WHAT IS BEING ASKED: Retype the full set of records. Keep every character identical.

RECORDS FOR PROCESSING:
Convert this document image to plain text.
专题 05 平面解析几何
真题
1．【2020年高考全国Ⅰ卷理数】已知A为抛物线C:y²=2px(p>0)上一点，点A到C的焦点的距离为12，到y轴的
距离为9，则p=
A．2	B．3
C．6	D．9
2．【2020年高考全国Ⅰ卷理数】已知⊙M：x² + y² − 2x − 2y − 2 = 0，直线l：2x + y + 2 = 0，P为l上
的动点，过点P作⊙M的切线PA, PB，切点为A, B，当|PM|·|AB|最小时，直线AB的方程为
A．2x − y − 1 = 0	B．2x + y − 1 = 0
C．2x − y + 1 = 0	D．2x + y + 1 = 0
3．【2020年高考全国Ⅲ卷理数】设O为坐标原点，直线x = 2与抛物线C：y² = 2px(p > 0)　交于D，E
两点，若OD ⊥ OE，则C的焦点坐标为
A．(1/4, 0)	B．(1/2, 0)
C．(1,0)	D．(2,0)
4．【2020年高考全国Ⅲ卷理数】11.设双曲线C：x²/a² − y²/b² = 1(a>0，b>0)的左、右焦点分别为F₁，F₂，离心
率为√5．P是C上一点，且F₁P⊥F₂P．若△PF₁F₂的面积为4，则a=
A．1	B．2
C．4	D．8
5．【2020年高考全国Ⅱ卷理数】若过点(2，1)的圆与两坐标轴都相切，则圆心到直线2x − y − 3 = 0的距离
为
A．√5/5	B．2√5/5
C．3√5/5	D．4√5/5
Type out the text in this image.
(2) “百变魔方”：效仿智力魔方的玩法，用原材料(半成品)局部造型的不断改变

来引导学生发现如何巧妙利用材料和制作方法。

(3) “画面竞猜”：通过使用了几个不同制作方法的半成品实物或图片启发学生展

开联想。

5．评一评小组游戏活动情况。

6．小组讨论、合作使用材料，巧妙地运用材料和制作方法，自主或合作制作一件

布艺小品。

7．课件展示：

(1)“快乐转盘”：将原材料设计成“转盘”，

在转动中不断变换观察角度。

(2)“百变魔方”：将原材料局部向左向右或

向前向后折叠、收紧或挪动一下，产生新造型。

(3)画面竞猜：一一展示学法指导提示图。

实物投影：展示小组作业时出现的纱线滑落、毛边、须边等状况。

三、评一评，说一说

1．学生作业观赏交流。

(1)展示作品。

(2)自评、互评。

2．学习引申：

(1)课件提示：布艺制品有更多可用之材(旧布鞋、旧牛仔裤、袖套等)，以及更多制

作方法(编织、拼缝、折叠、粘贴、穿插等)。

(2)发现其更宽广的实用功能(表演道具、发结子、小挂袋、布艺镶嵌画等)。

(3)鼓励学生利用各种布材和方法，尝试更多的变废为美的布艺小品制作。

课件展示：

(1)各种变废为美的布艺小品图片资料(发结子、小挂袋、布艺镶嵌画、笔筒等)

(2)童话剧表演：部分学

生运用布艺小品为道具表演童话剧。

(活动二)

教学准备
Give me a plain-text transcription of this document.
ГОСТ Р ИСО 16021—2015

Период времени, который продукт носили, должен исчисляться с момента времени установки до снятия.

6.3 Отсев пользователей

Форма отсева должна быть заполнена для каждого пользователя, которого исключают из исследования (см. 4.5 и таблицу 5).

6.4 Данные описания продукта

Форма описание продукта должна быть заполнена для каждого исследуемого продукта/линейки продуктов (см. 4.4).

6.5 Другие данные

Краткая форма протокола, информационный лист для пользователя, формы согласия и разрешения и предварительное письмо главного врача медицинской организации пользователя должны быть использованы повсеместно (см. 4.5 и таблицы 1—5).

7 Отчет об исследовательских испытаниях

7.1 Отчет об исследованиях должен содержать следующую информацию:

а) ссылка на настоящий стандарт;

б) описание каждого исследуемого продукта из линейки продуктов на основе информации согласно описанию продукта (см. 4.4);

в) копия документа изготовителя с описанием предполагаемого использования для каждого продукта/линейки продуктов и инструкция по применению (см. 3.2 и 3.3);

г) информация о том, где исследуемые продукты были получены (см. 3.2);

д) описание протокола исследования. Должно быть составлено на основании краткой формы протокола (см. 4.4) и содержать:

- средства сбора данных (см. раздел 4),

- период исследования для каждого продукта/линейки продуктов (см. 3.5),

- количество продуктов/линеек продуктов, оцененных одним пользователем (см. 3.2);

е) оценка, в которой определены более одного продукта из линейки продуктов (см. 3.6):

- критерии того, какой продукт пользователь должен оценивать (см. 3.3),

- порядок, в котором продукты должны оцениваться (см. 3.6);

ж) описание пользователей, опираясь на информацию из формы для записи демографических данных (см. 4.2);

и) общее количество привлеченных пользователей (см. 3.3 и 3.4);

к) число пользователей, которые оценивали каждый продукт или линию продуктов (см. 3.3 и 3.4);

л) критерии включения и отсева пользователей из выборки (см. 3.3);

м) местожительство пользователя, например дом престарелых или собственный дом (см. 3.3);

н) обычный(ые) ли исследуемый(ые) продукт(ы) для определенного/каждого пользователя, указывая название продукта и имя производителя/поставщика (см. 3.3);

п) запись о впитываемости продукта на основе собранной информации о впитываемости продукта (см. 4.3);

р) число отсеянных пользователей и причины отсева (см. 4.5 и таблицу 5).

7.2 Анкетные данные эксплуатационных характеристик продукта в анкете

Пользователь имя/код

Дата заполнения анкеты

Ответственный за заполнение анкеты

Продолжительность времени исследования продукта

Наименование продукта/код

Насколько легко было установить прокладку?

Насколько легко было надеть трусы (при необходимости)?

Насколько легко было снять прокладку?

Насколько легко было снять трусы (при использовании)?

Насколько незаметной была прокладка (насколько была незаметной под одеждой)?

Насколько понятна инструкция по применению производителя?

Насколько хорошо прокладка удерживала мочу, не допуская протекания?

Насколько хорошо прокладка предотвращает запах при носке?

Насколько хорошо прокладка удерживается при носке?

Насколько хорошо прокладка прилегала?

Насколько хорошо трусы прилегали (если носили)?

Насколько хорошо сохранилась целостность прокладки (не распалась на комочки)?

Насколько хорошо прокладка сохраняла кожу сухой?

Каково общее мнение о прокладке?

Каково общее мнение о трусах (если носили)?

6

REPLY TO THE TASK:
Convert this document image to plain text.
专题 05 平面解析几何
真题
1．【2020年高考全国Ⅰ卷理数】已知A为抛物线C:y²=2px(p>0)上一点，点A到C的焦点的距离为12，到y轴的
距离为9，则p=
A．2	B．3
C．6	D．9
2．【2020年高考全国Ⅰ卷理数】已知⊙M：x² + y² − 2x − 2y − 2 = 0，直线l：2x + y + 2 = 0，P为l上
的动点，过点P作⊙M的切线PA, PB，切点为A, B，当|PM|·|AB|最小时，直线AB的方程为
A．2x − y − 1 = 0	B．2x + y − 1 = 0
C．2x − y + 1 = 0	D．2x + y + 1 = 0
3．【2020年高考全国Ⅲ卷理数】设O为坐标原点，直线x = 2与抛物线C：y² = 2px(p > 0)　交于D，E
两点，若OD ⊥ OE，则C的焦点坐标为
A．(1/4, 0)	B．(1/2, 0)
C．(1,0)	D．(2,0)
4．【2020年高考全国Ⅲ卷理数】11.设双曲线C：x²/a² − y²/b² = 1(a>0，b>0)的左、右焦点分别为F₁，F₂，离心
率为√5．P是C上一点，且F₁P⊥F₂P．若△PF₁F₂的面积为4，则a=
A．1	B．2
C．4	D．8
5．【2020年高考全国Ⅱ卷理数】若过点(2，1)的圆与两坐标轴都相切，则圆心到直线2x − y − 3 = 0的距离
为
A．√5/5	B．2√5/5
C．3√5/5	D．4√5/5
Type out the text in this image.
(2) “百变魔方”：效仿智力魔方的玩法，用原材料(半成品)局部造型的不断改变

来引导学生发现如何巧妙利用材料和制作方法。

(3) “画面竞猜”：通过使用了几个不同制作方法的半成品实物或图片启发学生展

开联想。

5．评一评小组游戏活动情况。

6．小组讨论、合作使用材料，巧妙地运用材料和制作方法，自主或合作制作一件

布艺小品。

7．课件展示：

(1)“快乐转盘”：将原材料设计成“转盘”，

在转动中不断变换观察角度。

(2)“百变魔方”：将原材料局部向左向右或

向前向后折叠、收紧或挪动一下，产生新造型。

(3)画面竞猜：一一展示学法指导提示图。

实物投影：展示小组作业时出现的纱线滑落、毛边、须边等状况。

三、评一评，说一说

1．学生作业观赏交流。

(1)展示作品。

(2)自评、互评。

2．学习引申：

(1)课件提示：布艺制品有更多可用之材(旧布鞋、旧牛仔裤、袖套等)，以及更多制

作方法(编织、拼缝、折叠、粘贴、穿插等)。

(2)发现其更宽广的实用功能(表演道具、发结子、小挂袋、布艺镶嵌画等)。

(3)鼓励学生利用各种布材和方法，尝试更多的变废为美的布艺小品制作。

课件展示：

(1)各种变废为美的布艺小品图片资料(发结子、小挂袋、布艺镶嵌画、笔筒等)

(2)童话剧表演：部分学

生运用布艺小品为道具表演童话剧。

(活动二)

教学准备
Give me a plain-text transcription of this document.
ГОСТ Р ИСО 16021—2015

Период времени, который продукт носили, должен исчисляться с момента времени установки до снятия.

6.3 Отсев пользователей

Форма отсева должна быть заполнена для каждого пользователя, которого исключают из исследования (см. 4.5 и таблицу 5).

6.4 Данные описания продукта

Форма описание продукта должна быть заполнена для каждого исследуемого продукта/линейки продуктов (см. 4.4).

6.5 Другие данные

Краткая форма протокола, информационный лист для пользователя, формы согласия и разрешения и предварительное письмо главного врача медицинской организации пользователя должны быть использованы повсеместно (см. 4.5 и таблицы 1—5).

7 Отчет об исследовательских испытаниях

7.1 Отчет об исследованиях должен содержать следующую информацию:

а) ссылка на настоящий стандарт;

б) описание каждого исследуемого продукта из линейки продуктов на основе информации согласно описанию продукта (см. 4.4);

в) копия документа изготовителя с описанием предполагаемого использования для каждого продукта/линейки продуктов и инструкция по применению (см. 3.2 и 3.3);

г) информация о том, где исследуемые продукты были получены (см. 3.2);

д) описание протокола исследования. Должно быть составлено на основании краткой формы протокола (см. 4.4) и содержать:

- средства сбора данных (см. раздел 4),

- период исследования для каждого продукта/линейки продуктов (см. 3.5),

- количество продуктов/линеек продуктов, оцененных одним пользователем (см. 3.2);

е) оценка, в которой определены более одного продукта из линейки продуктов (см. 3.6):

- критерии того, какой продукт пользователь должен оценивать (см. 3.3),

- порядок, в котором продукты должны оцениваться (см. 3.6);

ж) описание пользователей, опираясь на информацию из формы для записи демографических данных (см. 4.2);

и) общее количество привлеченных пользователей (см. 3.3 и 3.4);

к) число пользователей, которые оценивали каждый продукт или линию продуктов (см. 3.3 и 3.4);

л) критерии включения и отсева пользователей из выборки (см. 3.3);

м) местожительство пользователя, например дом престарелых или собственный дом (см. 3.3);

н) обычный(ые) ли исследуемый(ые) продукт(ы) для определенного/каждого пользователя, указывая название продукта и имя производителя/поставщика (см. 3.3);

п) запись о впитываемости продукта на основе собранной информации о впитываемости продукта (см. 4.3);

р) число отсеянных пользователей и причины отсева (см. 4.5 и таблицу 5).

7.2 Анкетные данные эксплуатационных характеристик продукта в анкете

Пользователь имя/код

Дата заполнения анкеты

Ответственный за заполнение анкеты

Продолжительность времени исследования продукта

Наименование продукта/код

Насколько легко было установить прокладку?

Насколько легко было надеть трусы (при необходимости)?

Насколько легко было снять прокладку?

Насколько легко было снять трусы (при использовании)?

Насколько незаметной была прокладка (насколько была незаметной под одеждой)?

Насколько понятна инструкция по применению производителя?

Насколько хорошо прокладка удерживала мочу, не допуская протекания?

Насколько хорошо прокладка предотвращает запах при носке?

Насколько хорошо прокладка удерживается при носке?

Насколько хорошо прокладка прилегала?

Насколько хорошо трусы прилегали (если носили)?

Насколько хорошо сохранилась целостность прокладки (не распалась на комочки)?

Насколько хорошо прокладка сохраняла кожу сухой?

Каково общее мнение о прокладке?

Каково общее мнение о трусах (если носили)?

6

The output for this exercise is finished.